##### EXTRACTED MATERIAL #####
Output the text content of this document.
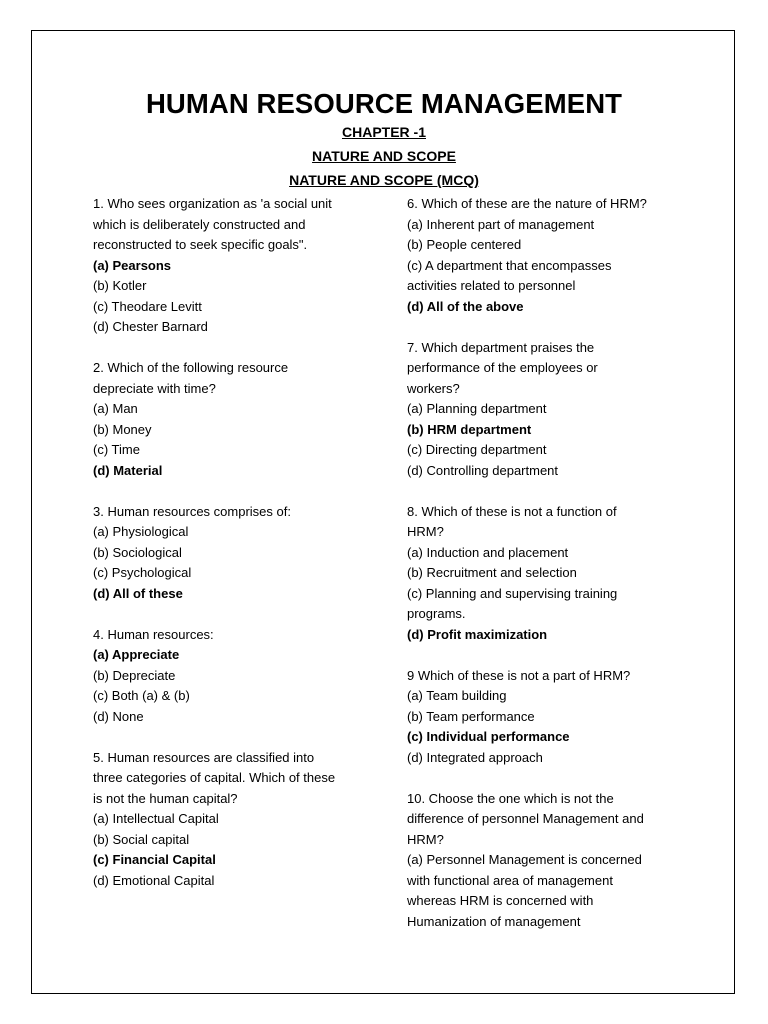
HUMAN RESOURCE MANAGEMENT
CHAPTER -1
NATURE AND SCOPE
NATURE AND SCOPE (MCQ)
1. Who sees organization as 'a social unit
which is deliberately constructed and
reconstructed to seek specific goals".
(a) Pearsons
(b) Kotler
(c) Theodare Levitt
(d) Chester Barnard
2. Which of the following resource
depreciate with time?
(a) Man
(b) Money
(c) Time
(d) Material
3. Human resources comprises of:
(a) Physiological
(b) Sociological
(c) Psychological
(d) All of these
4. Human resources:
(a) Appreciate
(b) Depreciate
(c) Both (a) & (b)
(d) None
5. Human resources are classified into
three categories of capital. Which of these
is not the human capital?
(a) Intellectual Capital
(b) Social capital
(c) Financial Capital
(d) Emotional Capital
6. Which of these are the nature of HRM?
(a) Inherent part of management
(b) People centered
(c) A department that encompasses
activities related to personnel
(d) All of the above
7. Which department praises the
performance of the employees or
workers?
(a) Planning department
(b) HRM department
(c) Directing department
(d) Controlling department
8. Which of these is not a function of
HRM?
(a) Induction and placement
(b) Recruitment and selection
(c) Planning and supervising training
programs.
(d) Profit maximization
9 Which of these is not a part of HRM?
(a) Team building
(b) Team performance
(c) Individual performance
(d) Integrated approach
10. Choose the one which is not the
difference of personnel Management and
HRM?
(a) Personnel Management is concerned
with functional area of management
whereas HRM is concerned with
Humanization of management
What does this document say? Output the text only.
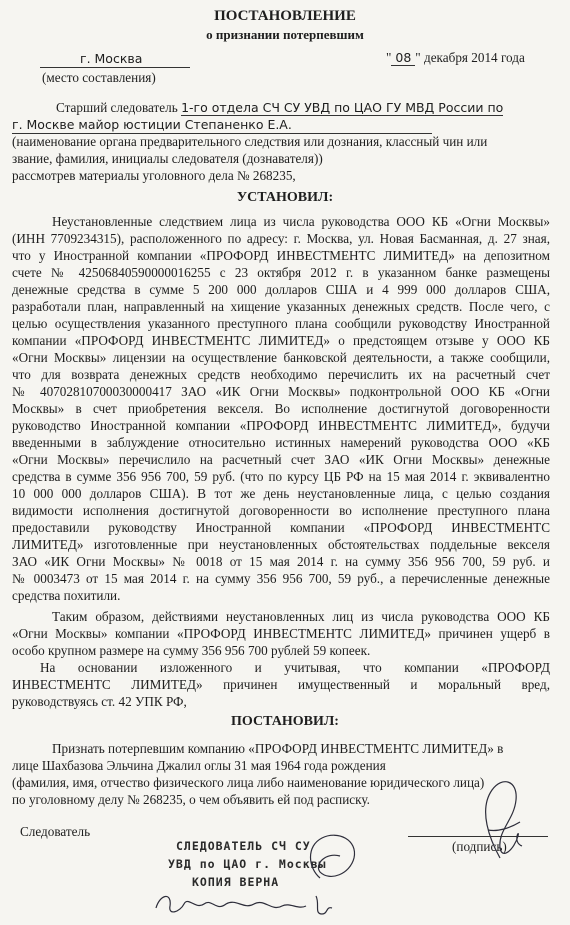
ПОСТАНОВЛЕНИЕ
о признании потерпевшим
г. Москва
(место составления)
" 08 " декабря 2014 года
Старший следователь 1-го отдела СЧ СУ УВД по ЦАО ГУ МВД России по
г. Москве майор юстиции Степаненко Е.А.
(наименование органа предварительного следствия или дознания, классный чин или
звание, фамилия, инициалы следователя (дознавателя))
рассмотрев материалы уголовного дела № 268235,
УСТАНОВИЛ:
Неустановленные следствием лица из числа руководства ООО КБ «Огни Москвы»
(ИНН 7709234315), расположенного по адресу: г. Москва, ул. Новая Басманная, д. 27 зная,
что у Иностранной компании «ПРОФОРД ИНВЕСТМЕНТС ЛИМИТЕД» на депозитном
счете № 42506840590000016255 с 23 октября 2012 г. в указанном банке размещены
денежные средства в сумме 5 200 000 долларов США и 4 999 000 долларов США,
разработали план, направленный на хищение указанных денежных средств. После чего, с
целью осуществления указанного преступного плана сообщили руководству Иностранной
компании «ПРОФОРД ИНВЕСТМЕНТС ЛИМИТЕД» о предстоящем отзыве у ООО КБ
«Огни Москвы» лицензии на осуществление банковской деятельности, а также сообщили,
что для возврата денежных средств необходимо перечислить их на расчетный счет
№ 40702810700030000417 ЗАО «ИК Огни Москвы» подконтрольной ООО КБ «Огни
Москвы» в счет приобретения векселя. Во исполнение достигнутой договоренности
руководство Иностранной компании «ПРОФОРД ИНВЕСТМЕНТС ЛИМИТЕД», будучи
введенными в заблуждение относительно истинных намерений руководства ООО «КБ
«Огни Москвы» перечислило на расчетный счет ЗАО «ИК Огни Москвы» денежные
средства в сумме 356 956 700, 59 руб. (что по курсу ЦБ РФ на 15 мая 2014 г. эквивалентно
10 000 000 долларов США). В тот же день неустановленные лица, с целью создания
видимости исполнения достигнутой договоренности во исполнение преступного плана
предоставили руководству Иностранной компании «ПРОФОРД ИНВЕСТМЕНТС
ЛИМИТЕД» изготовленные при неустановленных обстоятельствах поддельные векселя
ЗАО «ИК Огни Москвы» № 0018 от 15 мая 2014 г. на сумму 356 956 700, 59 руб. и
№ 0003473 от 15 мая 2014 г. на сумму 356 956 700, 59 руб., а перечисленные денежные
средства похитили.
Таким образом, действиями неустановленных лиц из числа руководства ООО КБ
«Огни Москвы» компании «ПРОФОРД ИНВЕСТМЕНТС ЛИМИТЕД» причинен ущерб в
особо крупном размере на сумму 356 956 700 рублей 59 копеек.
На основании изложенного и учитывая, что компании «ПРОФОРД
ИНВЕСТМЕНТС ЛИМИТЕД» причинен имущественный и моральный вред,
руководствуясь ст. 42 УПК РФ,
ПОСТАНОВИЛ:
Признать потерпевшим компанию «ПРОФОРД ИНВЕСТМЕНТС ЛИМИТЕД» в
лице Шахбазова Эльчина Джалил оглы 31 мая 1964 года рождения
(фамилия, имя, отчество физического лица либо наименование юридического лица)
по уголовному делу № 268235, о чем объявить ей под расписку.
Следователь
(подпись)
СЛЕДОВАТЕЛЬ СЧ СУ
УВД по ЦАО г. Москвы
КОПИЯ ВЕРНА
#####
YOUR OBJECTIVE
Repeat the records above exactly, leaving out any pictures they contain.

PROBLEM SOLUTION
Output the text content of this document.
HUMAN RESOURCE MANAGEMENT
CHAPTER -1
NATURE AND SCOPE
NATURE AND SCOPE (MCQ)
1. Who sees organization as 'a social unit
which is deliberately constructed and
reconstructed to seek specific goals".
(a) Pearsons
(b) Kotler
(c) Theodare Levitt
(d) Chester Barnard
2. Which of the following resource
depreciate with time?
(a) Man
(b) Money
(c) Time
(d) Material
3. Human resources comprises of:
(a) Physiological
(b) Sociological
(c) Psychological
(d) All of these
4. Human resources:
(a) Appreciate
(b) Depreciate
(c) Both (a) & (b)
(d) None
5. Human resources are classified into
three categories of capital. Which of these
is not the human capital?
(a) Intellectual Capital
(b) Social capital
(c) Financial Capital
(d) Emotional Capital
6. Which of these are the nature of HRM?
(a) Inherent part of management
(b) People centered
(c) A department that encompasses
activities related to personnel
(d) All of the above
7. Which department praises the
performance of the employees or
workers?
(a) Planning department
(b) HRM department
(c) Directing department
(d) Controlling department
8. Which of these is not a function of
HRM?
(a) Induction and placement
(b) Recruitment and selection
(c) Planning and supervising training
programs.
(d) Profit maximization
9 Which of these is not a part of HRM?
(a) Team building
(b) Team performance
(c) Individual performance
(d) Integrated approach
10. Choose the one which is not the
difference of personnel Management and
HRM?
(a) Personnel Management is concerned
with functional area of management
whereas HRM is concerned with
Humanization of management
What does this document say? Output the text only.
ПОСТАНОВЛЕНИЕ
о признании потерпевшим
г. Москва
(место составления)
" 08 " декабря 2014 года
Старший следователь 1-го отдела СЧ СУ УВД по ЦАО ГУ МВД России по
г. Москве майор юстиции Степаненко Е.А.
(наименование органа предварительного следствия или дознания, классный чин или
звание, фамилия, инициалы следователя (дознавателя))
рассмотрев материалы уголовного дела № 268235,
УСТАНОВИЛ:
Неустановленные следствием лица из числа руководства ООО КБ «Огни Москвы»
(ИНН 7709234315), расположенного по адресу: г. Москва, ул. Новая Басманная, д. 27 зная,
что у Иностранной компании «ПРОФОРД ИНВЕСТМЕНТС ЛИМИТЕД» на депозитном
счете № 42506840590000016255 с 23 октября 2012 г. в указанном банке размещены
денежные средства в сумме 5 200 000 долларов США и 4 999 000 долларов США,
разработали план, направленный на хищение указанных денежных средств. После чего, с
целью осуществления указанного преступного плана сообщили руководству Иностранной
компании «ПРОФОРД ИНВЕСТМЕНТС ЛИМИТЕД» о предстоящем отзыве у ООО КБ
«Огни Москвы» лицензии на осуществление банковской деятельности, а также сообщили,
что для возврата денежных средств необходимо перечислить их на расчетный счет
№ 40702810700030000417 ЗАО «ИК Огни Москвы» подконтрольной ООО КБ «Огни
Москвы» в счет приобретения векселя. Во исполнение достигнутой договоренности
руководство Иностранной компании «ПРОФОРД ИНВЕСТМЕНТС ЛИМИТЕД», будучи
введенными в заблуждение относительно истинных намерений руководства ООО «КБ
«Огни Москвы» перечислило на расчетный счет ЗАО «ИК Огни Москвы» денежные
средства в сумме 356 956 700, 59 руб. (что по курсу ЦБ РФ на 15 мая 2014 г. эквивалентно
10 000 000 долларов США). В тот же день неустановленные лица, с целью создания
видимости исполнения достигнутой договоренности во исполнение преступного плана
предоставили руководству Иностранной компании «ПРОФОРД ИНВЕСТМЕНТС
ЛИМИТЕД» изготовленные при неустановленных обстоятельствах поддельные векселя
ЗАО «ИК Огни Москвы» № 0018 от 15 мая 2014 г. на сумму 356 956 700, 59 руб. и
№ 0003473 от 15 мая 2014 г. на сумму 356 956 700, 59 руб., а перечисленные денежные
средства похитили.
Таким образом, действиями неустановленных лиц из числа руководства ООО КБ
«Огни Москвы» компании «ПРОФОРД ИНВЕСТМЕНТС ЛИМИТЕД» причинен ущерб в
особо крупном размере на сумму 356 956 700 рублей 59 копеек.
На основании изложенного и учитывая, что компании «ПРОФОРД
ИНВЕСТМЕНТС ЛИМИТЕД» причинен имущественный и моральный вред,
руководствуясь ст. 42 УПК РФ,
ПОСТАНОВИЛ:
Признать потерпевшим компанию «ПРОФОРД ИНВЕСТМЕНТС ЛИМИТЕД» в
лице Шахбазова Эльчина Джалил оглы 31 мая 1964 года рождения
(фамилия, имя, отчество физического лица либо наименование юридического лица)
по уголовному делу № 268235, о чем объявить ей под расписку.
Следователь
(подпись)
СЛЕДОВАТЕЛЬ СЧ СУ
УВД по ЦАО г. Москвы
КОПИЯ ВЕРНА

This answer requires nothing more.